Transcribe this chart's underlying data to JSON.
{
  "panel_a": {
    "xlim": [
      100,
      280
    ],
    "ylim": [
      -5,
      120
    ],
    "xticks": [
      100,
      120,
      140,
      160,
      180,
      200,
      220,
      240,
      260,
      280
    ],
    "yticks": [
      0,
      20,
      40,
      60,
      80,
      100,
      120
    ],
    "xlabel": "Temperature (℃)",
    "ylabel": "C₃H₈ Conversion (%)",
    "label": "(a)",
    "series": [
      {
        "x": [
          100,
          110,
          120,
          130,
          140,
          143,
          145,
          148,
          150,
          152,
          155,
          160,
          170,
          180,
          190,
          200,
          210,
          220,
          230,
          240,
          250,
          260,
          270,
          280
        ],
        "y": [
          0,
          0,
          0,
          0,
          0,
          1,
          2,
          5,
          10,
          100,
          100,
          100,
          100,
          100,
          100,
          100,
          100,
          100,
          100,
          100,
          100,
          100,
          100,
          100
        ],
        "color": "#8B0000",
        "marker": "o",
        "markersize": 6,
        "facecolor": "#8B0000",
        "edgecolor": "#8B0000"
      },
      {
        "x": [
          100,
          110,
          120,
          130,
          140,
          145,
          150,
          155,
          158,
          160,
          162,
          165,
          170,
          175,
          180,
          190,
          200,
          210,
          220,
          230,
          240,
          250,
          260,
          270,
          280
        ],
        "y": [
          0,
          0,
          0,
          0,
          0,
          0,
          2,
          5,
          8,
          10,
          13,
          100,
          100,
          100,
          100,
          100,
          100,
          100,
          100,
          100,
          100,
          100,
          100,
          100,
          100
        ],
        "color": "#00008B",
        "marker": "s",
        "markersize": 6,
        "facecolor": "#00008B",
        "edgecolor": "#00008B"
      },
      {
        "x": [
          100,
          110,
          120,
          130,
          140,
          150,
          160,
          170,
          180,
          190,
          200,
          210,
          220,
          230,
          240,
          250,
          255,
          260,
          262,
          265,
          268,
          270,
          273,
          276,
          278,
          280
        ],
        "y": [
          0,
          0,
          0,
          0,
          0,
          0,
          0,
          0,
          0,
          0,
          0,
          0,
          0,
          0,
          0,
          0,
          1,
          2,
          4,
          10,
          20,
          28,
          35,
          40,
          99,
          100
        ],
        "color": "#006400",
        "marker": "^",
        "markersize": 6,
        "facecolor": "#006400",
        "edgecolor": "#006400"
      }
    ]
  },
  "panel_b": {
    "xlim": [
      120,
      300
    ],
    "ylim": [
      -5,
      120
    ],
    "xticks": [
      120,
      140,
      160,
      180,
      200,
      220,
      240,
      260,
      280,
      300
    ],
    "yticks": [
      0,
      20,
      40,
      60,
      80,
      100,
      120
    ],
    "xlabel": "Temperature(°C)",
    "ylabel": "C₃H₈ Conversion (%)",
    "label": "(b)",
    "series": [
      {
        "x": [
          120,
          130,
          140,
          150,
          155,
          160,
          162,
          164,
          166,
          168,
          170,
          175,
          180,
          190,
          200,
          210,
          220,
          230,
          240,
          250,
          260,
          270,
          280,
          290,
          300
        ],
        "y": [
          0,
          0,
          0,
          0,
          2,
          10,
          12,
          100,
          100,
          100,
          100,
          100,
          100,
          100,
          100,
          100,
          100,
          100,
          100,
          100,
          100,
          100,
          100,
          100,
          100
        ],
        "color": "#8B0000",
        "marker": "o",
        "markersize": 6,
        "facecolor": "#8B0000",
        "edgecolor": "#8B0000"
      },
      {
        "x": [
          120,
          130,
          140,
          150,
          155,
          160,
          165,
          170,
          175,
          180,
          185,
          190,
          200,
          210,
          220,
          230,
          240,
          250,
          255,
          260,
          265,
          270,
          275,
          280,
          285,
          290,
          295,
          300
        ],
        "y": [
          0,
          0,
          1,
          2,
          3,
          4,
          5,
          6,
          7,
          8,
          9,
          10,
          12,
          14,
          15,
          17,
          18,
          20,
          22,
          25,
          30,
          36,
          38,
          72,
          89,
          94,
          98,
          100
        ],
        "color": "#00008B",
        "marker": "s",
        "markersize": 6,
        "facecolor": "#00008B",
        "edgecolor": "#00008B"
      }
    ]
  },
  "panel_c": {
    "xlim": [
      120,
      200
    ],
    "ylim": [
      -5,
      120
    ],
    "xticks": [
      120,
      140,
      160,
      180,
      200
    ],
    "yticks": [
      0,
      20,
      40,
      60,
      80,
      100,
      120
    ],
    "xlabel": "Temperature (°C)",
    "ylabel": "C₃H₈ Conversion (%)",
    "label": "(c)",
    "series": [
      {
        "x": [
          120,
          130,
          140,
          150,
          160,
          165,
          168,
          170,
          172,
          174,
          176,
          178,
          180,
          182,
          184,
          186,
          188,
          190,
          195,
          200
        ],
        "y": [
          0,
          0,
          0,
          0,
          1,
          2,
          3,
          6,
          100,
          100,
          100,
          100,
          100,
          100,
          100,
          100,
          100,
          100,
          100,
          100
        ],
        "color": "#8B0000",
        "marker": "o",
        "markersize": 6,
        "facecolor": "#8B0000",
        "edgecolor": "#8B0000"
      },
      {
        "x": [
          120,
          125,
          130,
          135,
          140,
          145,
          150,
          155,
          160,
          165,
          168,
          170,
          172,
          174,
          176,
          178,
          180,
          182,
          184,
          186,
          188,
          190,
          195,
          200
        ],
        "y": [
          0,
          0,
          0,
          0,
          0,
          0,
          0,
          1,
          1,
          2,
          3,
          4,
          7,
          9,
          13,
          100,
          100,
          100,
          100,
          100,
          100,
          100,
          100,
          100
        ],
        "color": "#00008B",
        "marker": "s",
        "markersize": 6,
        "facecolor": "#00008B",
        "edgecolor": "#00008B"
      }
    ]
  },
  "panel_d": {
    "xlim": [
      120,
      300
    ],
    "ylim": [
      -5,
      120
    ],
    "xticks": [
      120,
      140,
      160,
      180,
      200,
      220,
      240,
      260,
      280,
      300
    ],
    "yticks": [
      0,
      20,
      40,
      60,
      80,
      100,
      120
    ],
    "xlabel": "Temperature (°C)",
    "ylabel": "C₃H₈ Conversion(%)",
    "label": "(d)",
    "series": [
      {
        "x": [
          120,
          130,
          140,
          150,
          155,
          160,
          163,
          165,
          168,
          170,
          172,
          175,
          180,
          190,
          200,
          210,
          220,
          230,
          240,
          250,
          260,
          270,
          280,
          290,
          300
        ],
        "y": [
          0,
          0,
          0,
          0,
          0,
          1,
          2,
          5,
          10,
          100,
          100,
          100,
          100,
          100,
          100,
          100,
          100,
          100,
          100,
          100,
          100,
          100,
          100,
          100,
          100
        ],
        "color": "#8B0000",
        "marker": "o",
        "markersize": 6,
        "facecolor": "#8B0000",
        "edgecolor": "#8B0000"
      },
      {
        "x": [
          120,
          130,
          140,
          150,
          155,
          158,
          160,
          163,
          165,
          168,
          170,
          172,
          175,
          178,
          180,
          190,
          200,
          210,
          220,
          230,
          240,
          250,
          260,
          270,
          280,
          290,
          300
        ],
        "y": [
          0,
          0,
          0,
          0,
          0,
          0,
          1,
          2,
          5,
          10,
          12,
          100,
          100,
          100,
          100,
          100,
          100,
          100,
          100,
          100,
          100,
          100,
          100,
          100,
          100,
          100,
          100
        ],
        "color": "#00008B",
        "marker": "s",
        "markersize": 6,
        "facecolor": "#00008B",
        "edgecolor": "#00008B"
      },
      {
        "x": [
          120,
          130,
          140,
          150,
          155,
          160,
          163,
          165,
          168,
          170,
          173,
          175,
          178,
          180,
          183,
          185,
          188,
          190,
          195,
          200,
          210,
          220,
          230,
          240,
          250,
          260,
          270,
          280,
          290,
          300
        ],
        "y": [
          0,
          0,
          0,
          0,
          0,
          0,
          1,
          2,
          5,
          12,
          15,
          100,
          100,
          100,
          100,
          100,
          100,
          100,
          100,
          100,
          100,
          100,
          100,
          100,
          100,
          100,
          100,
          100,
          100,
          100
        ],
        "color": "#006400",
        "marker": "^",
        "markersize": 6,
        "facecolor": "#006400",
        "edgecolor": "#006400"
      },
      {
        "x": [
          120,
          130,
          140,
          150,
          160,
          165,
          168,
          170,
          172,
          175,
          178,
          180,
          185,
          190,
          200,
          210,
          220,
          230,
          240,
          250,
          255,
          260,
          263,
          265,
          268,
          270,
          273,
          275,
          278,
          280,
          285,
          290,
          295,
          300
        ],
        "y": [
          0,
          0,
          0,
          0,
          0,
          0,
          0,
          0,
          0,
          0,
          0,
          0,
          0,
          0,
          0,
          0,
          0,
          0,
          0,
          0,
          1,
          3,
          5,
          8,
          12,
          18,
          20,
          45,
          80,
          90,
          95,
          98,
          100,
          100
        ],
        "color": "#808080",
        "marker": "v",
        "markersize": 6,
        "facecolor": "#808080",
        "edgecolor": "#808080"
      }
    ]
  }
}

* * * * *

▶ OBJECTIVE:
Go through the entries above and pull out each line with "Temperature" in it.

▶ OUTPUT OF THE TASK:
    "xlabel": "Temperature (℃)",
    "xlabel": "Temperature(°C)",
    "xlabel": "Temperature (°C)",
    "xlabel": "Temperature (°C)",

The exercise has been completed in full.